Excerpted text ->

--- begin ---

Eine Empfehlung für alle, die gut English lesen können

Mein Freund William L. Hahn ist einer der wenigen Autoren, die epische Fantasy schreiben, die mir gefällt. Meistens finde ich Bücher in diesem Genre zu langatmig mit so vielen Beschreibungen, dass die Handlung oft unnötig in die Länge gezogen wird. Nicht so bei Wills Büchern. Dort trägt jedes einzelne Wort dazu bei, die Handlung voranzutreiben.

Um so mehr freut es mich, dass er meinem kleinen Verlag die Veröffentlichung seines Meisterwerkes „Judgement’s Tale“ anvertraut. Tauch hinein in seine Welt „The Lands of Hope“.

In Will’s words:

William L. Hahn

William L. Hahn

I am deeply pleased and honored to address Cat’s followers today, for she has been a dear friend and an invaluable colleague directly responsible for much of my success. It’s only fitting that the excerpt for this post is the title-character of my upcoming novel, Judgement’s Tale.

As you may know, I followed the Lands of Hope for a long time – seriously more than 25 years – without trying to “write” about it in the sense of tales. Notes, yes copious notes, almost obsessive details, but never with an eye towards authoring a story. The Lands were always real to me – took a long time to admit that – and it was simply too BIG a job. There are more than five thousand years of history, a continent ten thousand kilometers long, and a population currently near five million persons. Where to start?

Long story short – I did start, by chronicling some of the spectacular events close to the current day in the Lands, what the sages are now calling the Age of Adventure: and they don’t mean that as a compliment! Adventurers are rare and unloved, they upset people and break with honored customs to follow rumors and hunches. But even outcasts, it seems, need company – they usually go about in small groups, and can be incredibly loyal to each other. I followed the deeds of several bands of these remarkable persons in my early chronicles.

--- end ---

Written exercise -> In the post, rename "Lands of Hope" to "Realms of Hope" and write out everything from "As you may know, I" down to "Where to start?" with that change. The records that follow have nothing to do with the post above.

Given information ->
--- begin ---

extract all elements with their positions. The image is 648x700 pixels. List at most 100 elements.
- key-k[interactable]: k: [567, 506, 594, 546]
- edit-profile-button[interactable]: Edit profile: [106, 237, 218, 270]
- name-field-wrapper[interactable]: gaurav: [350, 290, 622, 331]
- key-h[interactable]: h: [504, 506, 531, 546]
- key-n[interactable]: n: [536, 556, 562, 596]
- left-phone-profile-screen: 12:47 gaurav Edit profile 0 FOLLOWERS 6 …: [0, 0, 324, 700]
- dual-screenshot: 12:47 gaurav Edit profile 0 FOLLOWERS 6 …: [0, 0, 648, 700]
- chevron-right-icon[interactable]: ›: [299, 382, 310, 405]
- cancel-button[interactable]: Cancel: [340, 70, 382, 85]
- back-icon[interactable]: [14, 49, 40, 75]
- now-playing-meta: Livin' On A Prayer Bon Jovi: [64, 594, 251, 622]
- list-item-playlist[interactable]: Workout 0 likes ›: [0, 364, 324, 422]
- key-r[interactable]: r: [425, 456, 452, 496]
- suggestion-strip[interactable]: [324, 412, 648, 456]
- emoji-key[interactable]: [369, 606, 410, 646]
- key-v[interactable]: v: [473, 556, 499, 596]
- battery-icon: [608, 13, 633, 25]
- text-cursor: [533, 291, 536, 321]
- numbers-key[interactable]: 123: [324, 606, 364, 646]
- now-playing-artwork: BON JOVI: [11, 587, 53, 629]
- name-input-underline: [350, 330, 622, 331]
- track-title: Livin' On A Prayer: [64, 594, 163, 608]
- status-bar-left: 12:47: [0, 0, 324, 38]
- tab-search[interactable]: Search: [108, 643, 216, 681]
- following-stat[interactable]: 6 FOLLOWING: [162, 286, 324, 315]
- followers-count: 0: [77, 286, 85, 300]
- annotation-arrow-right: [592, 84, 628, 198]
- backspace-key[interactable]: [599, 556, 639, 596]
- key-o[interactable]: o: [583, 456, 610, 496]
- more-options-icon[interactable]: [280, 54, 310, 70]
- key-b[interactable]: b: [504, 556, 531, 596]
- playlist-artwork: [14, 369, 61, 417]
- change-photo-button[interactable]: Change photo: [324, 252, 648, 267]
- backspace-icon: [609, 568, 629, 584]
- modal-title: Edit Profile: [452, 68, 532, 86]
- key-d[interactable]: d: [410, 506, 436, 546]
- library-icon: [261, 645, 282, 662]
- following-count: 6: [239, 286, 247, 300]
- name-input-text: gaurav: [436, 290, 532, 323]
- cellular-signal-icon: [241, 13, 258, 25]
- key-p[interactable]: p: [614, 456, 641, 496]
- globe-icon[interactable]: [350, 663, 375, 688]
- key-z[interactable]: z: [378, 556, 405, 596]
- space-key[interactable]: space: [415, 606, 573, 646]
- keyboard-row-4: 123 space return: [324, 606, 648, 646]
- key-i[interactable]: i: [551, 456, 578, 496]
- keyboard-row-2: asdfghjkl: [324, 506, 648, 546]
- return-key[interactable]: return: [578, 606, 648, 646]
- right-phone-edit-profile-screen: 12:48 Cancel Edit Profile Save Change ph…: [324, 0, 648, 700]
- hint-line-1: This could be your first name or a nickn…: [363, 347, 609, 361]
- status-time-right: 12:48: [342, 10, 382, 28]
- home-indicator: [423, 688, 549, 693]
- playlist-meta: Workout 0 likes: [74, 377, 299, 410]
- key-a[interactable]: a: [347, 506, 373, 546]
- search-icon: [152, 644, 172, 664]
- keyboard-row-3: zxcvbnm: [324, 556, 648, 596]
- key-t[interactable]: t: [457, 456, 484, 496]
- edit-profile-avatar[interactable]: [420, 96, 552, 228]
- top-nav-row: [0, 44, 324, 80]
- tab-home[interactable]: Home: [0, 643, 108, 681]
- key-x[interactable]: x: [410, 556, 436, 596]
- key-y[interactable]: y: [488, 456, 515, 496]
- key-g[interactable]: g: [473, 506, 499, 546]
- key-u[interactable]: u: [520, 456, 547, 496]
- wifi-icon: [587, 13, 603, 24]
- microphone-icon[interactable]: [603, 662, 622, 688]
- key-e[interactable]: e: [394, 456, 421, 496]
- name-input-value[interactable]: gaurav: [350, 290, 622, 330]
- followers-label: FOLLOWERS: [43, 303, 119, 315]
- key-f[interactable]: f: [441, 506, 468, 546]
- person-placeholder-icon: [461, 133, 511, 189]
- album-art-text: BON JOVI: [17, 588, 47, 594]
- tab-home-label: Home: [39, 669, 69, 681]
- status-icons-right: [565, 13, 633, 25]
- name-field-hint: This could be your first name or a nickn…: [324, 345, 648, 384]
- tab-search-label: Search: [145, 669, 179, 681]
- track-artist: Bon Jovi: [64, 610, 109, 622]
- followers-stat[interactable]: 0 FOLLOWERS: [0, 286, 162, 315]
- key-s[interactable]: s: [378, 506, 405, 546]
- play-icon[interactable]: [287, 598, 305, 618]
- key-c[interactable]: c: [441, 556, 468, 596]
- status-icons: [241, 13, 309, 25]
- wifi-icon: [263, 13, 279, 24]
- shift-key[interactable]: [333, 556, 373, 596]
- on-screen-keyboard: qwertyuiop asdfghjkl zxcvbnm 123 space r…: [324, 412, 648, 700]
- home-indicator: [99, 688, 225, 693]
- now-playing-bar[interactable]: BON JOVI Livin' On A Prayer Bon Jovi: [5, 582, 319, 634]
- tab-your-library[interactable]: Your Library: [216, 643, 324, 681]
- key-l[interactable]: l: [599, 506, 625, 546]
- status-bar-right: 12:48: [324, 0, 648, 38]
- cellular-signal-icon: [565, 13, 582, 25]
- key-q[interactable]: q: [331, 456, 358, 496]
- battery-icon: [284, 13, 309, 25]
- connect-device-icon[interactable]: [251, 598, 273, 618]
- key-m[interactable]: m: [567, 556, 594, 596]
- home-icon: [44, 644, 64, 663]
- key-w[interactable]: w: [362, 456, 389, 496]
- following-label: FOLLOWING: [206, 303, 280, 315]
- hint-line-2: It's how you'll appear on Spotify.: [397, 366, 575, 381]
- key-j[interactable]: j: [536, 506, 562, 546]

--- end ---

Solution to this problem ->
As you may know, I followed the Realms of Hope for a long time – seriously more than 25 years – without trying to “write” about it in the sense of tales. Notes, yes copious notes, almost obsessive details, but never with an eye towards authoring a story. The Lands were always real to me – took a long time to admit that – and it was simply too BIG a job. There are more than five thousand years of history, a continent ten thousand kilometers long, and a population currently near five million persons. Where to start?